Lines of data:
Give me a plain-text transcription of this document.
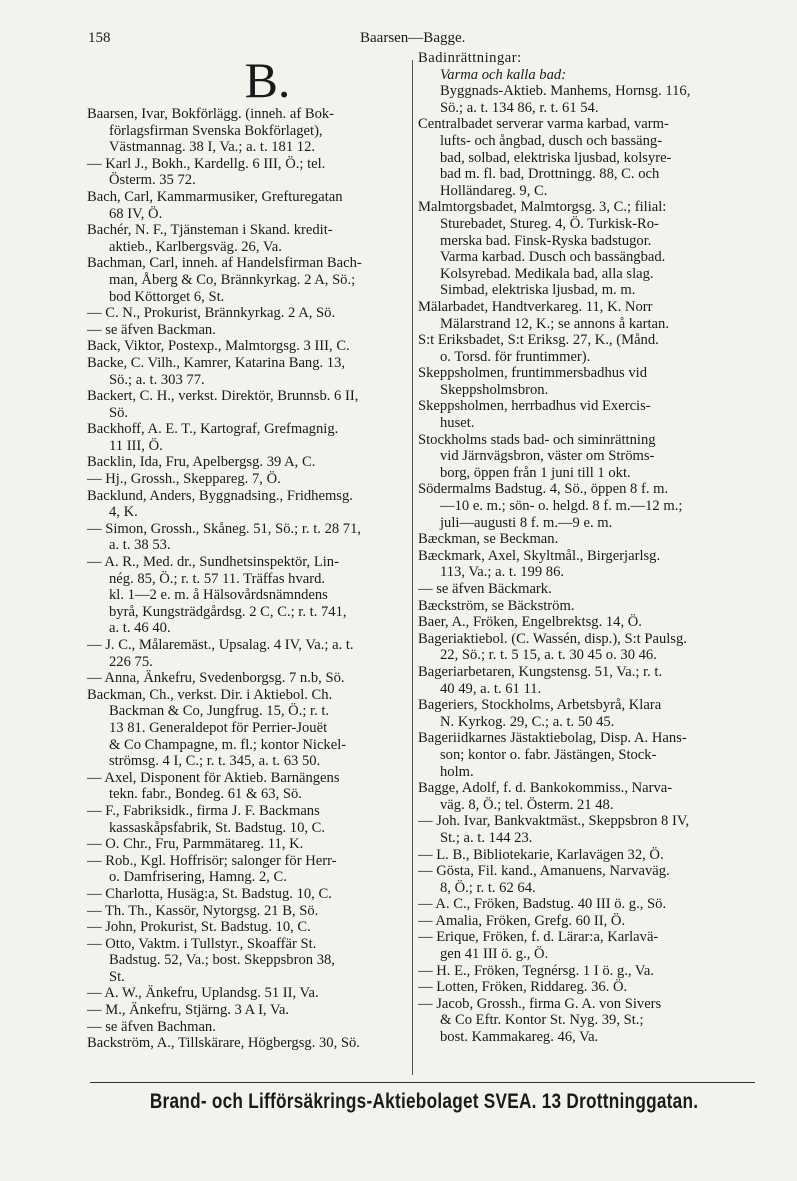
158	Baarsen—Bagge.
B.
Baarsen, Ivar, Bokförlägg. (inneh. af Bok-
förlagsfirman Svenska Bokförlaget),
Västmannag. 38 I, Va.; a. t. 181 12.
— Karl J., Bokh., Kardellg. 6 III, Ö.; tel.
Österm. 35 72.
Bach, Carl, Kammarmusiker, Grefturegatan
68 IV, Ö.
Bachér, N. F., Tjänsteman i Skand. kredit-
aktieb., Karlbergsväg. 26, Va.
Bachman, Carl, inneh. af Handelsfirman Bach-
man, Åberg & Co, Brännkyrkag. 2 A, Sö.;
bod Köttorget 6, St.
— C. N., Prokurist, Brännkyrkag. 2 A, Sö.
— se äfven Backman.
Back, Viktor, Postexp., Malmtorgsg. 3 III, C.
Backe, C. Vilh., Kamrer, Katarina Bang. 13,
Sö.; a. t. 303 77.
Backert, C. H., verkst. Direktör, Brunnsb. 6 II,
Sö.
Backhoff, A. E. T., Kartograf, Grefmagnig.
11 III, Ö.
Backlin, Ida, Fru, Apelbergsg. 39 A, C.
— Hj., Grossh., Skeppareg. 7, Ö.
Backlund, Anders, Byggnadsing., Fridhemsg.
4, K.
— Simon, Grossh., Skåneg. 51, Sö.; r. t. 28 71,
a. t. 38 53.
— A. R., Med. dr., Sundhetsinspektör, Lin-
nég. 85, Ö.; r. t. 57 11. Träffas hvard.
kl. 1—2 e. m. å Hälsovårdsnämndens
byrå, Kungsträdgårdsg. 2 C, C.; r. t. 741,
a. t. 46 40.
— J. C., Målaremäst., Upsalag. 4 IV, Va.; a. t.
226 75.
— Anna, Änkefru, Svedenborgsg. 7 n.b, Sö.
Backman, Ch., verkst. Dir. i Aktiebol. Ch.
Backman & Co, Jungfrug. 15, Ö.; r. t.
13 81. Generaldepot för Perrier-Jouët
& Co Champagne, m. fl.; kontor Nickel-
strömsg. 4 I, C.; r. t. 345, a. t. 63 50.
— Axel, Disponent för Aktieb. Barnängens
tekn. fabr., Bondeg. 61 & 63, Sö.
— F., Fabriksidk., firma J. F. Backmans
kassaskåpsfabrik, St. Badstug. 10, C.
— O. Chr., Fru, Parmmätareg. 11, K.
— Rob., Kgl. Hoffrisör; salonger för Herr-
o. Damfrisering, Hamng. 2, C.
— Charlotta, Husäg:a, St. Badstug. 10, C.
— Th. Th., Kassör, Nytorgsg. 21 B, Sö.
— John, Prokurist, St. Badstug. 10, C.
— Otto, Vaktm. i Tullstyr., Skoaffär St.
Badstug. 52, Va.; bost. Skeppsbron 38,
St.
— A. W., Änkefru, Uplandsg. 51 II, Va.
— M., Änkefru, Stjärng. 3 A I, Va.
— se äfven Bachman.
Backström, A., Tillskärare, Högbergsg. 30, Sö.
Badinrättningar:
Varma och kalla bad:
Byggnads-Aktieb. Manhems, Hornsg. 116,
Sö.; a. t. 134 86, r. t. 61 54.
Centralbadet serverar varma karbad, varm-
lufts- och ångbad, dusch och bassäng-
bad, solbad, elektriska ljusbad, kolsyre-
bad m. fl. bad, Drottningg. 88, C. och
Holländareg. 9, C.
Malmtorgsbadet, Malmtorgsg. 3, C.; filial:
Sturebadet, Stureg. 4, Ö. Turkisk-Ro-
merska bad. Finsk-Ryska badstugor.
Varma karbad. Dusch och bassängbad.
Kolsyrebad. Medikala bad, alla slag.
Simbad, elektriska ljusbad, m. m.
Mälarbadet, Handtverkareg. 11, K. Norr
Mälarstrand 12, K.; se annons å kartan.
S:t Eriksbadet, S:t Eriksg. 27, K., (Månd.
o. Torsd. för fruntimmer).
Skeppsholmen, fruntimmersbadhus vid
Skeppsholmsbron.
Skeppsholmen, herrbadhus vid Exercis-
huset.
Stockholms stads bad- och siminrättning
vid Järnvägsbron, väster om Ströms-
borg, öppen från 1 juni till 1 okt.
Södermalms Badstug. 4, Sö., öppen 8 f. m.
—10 e. m.; sön- o. helgd. 8 f. m.—12 m.;
juli—augusti 8 f. m.—9 e. m.
Bæckman, se Beckman.
Bæckmark, Axel, Skyltmål., Birgerjarlsg.
113, Va.; a. t. 199 86.
— se äfven Bäckmark.
Bæckström, se Bäckström.
Baer, A., Fröken, Engelbrektsg. 14, Ö.
Bageriaktiebol. (C. Wassén, disp.), S:t Paulsg.
22, Sö.; r. t. 5 15, a. t. 30 45 o. 30 46.
Bageriarbetaren, Kungstensg. 51, Va.; r. t.
40 49, a. t. 61 11.
Bageriers, Stockholms, Arbetsbyrå, Klara
N. Kyrkog. 29, C.; a. t. 50 45.
Bageriidkarnes Jästaktiebolag, Disp. A. Hans-
son; kontor o. fabr. Jästängen, Stock-
holm.
Bagge, Adolf, f. d. Bankokommiss., Narva-
väg. 8, Ö.; tel. Österm. 21 48.
— Joh. Ivar, Bankvaktmäst., Skeppsbron 8 IV,
St.; a. t. 144 23.
— L. B., Bibliotekarie, Karlavägen 32, Ö.
— Gösta, Fil. kand., Amanuens, Narvaväg.
8, Ö.; r. t. 62 64.
— A. C., Fröken, Badstug. 40 III ö. g., Sö.
— Amalia, Fröken, Grefg. 60 II, Ö.
— Erique, Fröken, f. d. Lärar:a, Karlavä-
gen 41 III ö. g., Ö.
— H. E., Fröken, Tegnérsg. 1 I ö. g., Va.
— Lotten, Fröken, Riddareg. 36. Ö.
— Jacob, Grossh., firma G. A. von Sivers
& Co Eftr. Kontor St. Nyg. 39, St.;
bost. Kammakareg. 46, Va.
Brand- och Lifförsäkrings-Aktiebolaget SVEA. 13 Drottninggatan.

### What is expected
Set the pictures aside and transcribe the data above exactly.

### Worked solution
Give me a plain-text transcription of this document.
158	Baarsen—Bagge.
B.
Baarsen, Ivar, Bokförlägg. (inneh. af Bok-
förlagsfirman Svenska Bokförlaget),
Västmannag. 38 I, Va.; a. t. 181 12.
— Karl J., Bokh., Kardellg. 6 III, Ö.; tel.
Österm. 35 72.
Bach, Carl, Kammarmusiker, Grefturegatan
68 IV, Ö.
Bachér, N. F., Tjänsteman i Skand. kredit-
aktieb., Karlbergsväg. 26, Va.
Bachman, Carl, inneh. af Handelsfirman Bach-
man, Åberg & Co, Brännkyrkag. 2 A, Sö.;
bod Köttorget 6, St.
— C. N., Prokurist, Brännkyrkag. 2 A, Sö.
— se äfven Backman.
Back, Viktor, Postexp., Malmtorgsg. 3 III, C.
Backe, C. Vilh., Kamrer, Katarina Bang. 13,
Sö.; a. t. 303 77.
Backert, C. H., verkst. Direktör, Brunnsb. 6 II,
Sö.
Backhoff, A. E. T., Kartograf, Grefmagnig.
11 III, Ö.
Backlin, Ida, Fru, Apelbergsg. 39 A, C.
— Hj., Grossh., Skeppareg. 7, Ö.
Backlund, Anders, Byggnadsing., Fridhemsg.
4, K.
— Simon, Grossh., Skåneg. 51, Sö.; r. t. 28 71,
a. t. 38 53.
— A. R., Med. dr., Sundhetsinspektör, Lin-
nég. 85, Ö.; r. t. 57 11. Träffas hvard.
kl. 1—2 e. m. å Hälsovårdsnämndens
byrå, Kungsträdgårdsg. 2 C, C.; r. t. 741,
a. t. 46 40.
— J. C., Målaremäst., Upsalag. 4 IV, Va.; a. t.
226 75.
— Anna, Änkefru, Svedenborgsg. 7 n.b, Sö.
Backman, Ch., verkst. Dir. i Aktiebol. Ch.
Backman & Co, Jungfrug. 15, Ö.; r. t.
13 81. Generaldepot för Perrier-Jouët
& Co Champagne, m. fl.; kontor Nickel-
strömsg. 4 I, C.; r. t. 345, a. t. 63 50.
— Axel, Disponent för Aktieb. Barnängens
tekn. fabr., Bondeg. 61 & 63, Sö.
— F., Fabriksidk., firma J. F. Backmans
kassaskåpsfabrik, St. Badstug. 10, C.
— O. Chr., Fru, Parmmätareg. 11, K.
— Rob., Kgl. Hoffrisör; salonger för Herr-
o. Damfrisering, Hamng. 2, C.
— Charlotta, Husäg:a, St. Badstug. 10, C.
— Th. Th., Kassör, Nytorgsg. 21 B, Sö.
— John, Prokurist, St. Badstug. 10, C.
— Otto, Vaktm. i Tullstyr., Skoaffär St.
Badstug. 52, Va.; bost. Skeppsbron 38,
St.
— A. W., Änkefru, Uplandsg. 51 II, Va.
— M., Änkefru, Stjärng. 3 A I, Va.
— se äfven Bachman.
Backström, A., Tillskärare, Högbergsg. 30, Sö.
Badinrättningar:
Varma och kalla bad:
Byggnads-Aktieb. Manhems, Hornsg. 116,
Sö.; a. t. 134 86, r. t. 61 54.
Centralbadet serverar varma karbad, varm-
lufts- och ångbad, dusch och bassäng-
bad, solbad, elektriska ljusbad, kolsyre-
bad m. fl. bad, Drottningg. 88, C. och
Holländareg. 9, C.
Malmtorgsbadet, Malmtorgsg. 3, C.; filial:
Sturebadet, Stureg. 4, Ö. Turkisk-Ro-
merska bad. Finsk-Ryska badstugor.
Varma karbad. Dusch och bassängbad.
Kolsyrebad. Medikala bad, alla slag.
Simbad, elektriska ljusbad, m. m.
Mälarbadet, Handtverkareg. 11, K. Norr
Mälarstrand 12, K.; se annons å kartan.
S:t Eriksbadet, S:t Eriksg. 27, K., (Månd.
o. Torsd. för fruntimmer).
Skeppsholmen, fruntimmersbadhus vid
Skeppsholmsbron.
Skeppsholmen, herrbadhus vid Exercis-
huset.
Stockholms stads bad- och siminrättning
vid Järnvägsbron, väster om Ströms-
borg, öppen från 1 juni till 1 okt.
Södermalms Badstug. 4, Sö., öppen 8 f. m.
—10 e. m.; sön- o. helgd. 8 f. m.—12 m.;
juli—augusti 8 f. m.—9 e. m.
Bæckman, se Beckman.
Bæckmark, Axel, Skyltmål., Birgerjarlsg.
113, Va.; a. t. 199 86.
— se äfven Bäckmark.
Bæckström, se Bäckström.
Baer, A., Fröken, Engelbrektsg. 14, Ö.
Bageriaktiebol. (C. Wassén, disp.), S:t Paulsg.
22, Sö.; r. t. 5 15, a. t. 30 45 o. 30 46.
Bageriarbetaren, Kungstensg. 51, Va.; r. t.
40 49, a. t. 61 11.
Bageriers, Stockholms, Arbetsbyrå, Klara
N. Kyrkog. 29, C.; a. t. 50 45.
Bageriidkarnes Jästaktiebolag, Disp. A. Hans-
son; kontor o. fabr. Jästängen, Stock-
holm.
Bagge, Adolf, f. d. Bankokommiss., Narva-
väg. 8, Ö.; tel. Österm. 21 48.
— Joh. Ivar, Bankvaktmäst., Skeppsbron 8 IV,
St.; a. t. 144 23.
— L. B., Bibliotekarie, Karlavägen 32, Ö.
— Gösta, Fil. kand., Amanuens, Narvaväg.
8, Ö.; r. t. 62 64.
— A. C., Fröken, Badstug. 40 III ö. g., Sö.
— Amalia, Fröken, Grefg. 60 II, Ö.
— Erique, Fröken, f. d. Lärar:a, Karlavä-
gen 41 III ö. g., Ö.
— H. E., Fröken, Tegnérsg. 1 I ö. g., Va.
— Lotten, Fröken, Riddareg. 36. Ö.
— Jacob, Grossh., firma G. A. von Sivers
& Co Eftr. Kontor St. Nyg. 39, St.;
bost. Kammakareg. 46, Va.
Brand- och Lifförsäkrings-Aktiebolaget SVEA. 13 Drottninggatan.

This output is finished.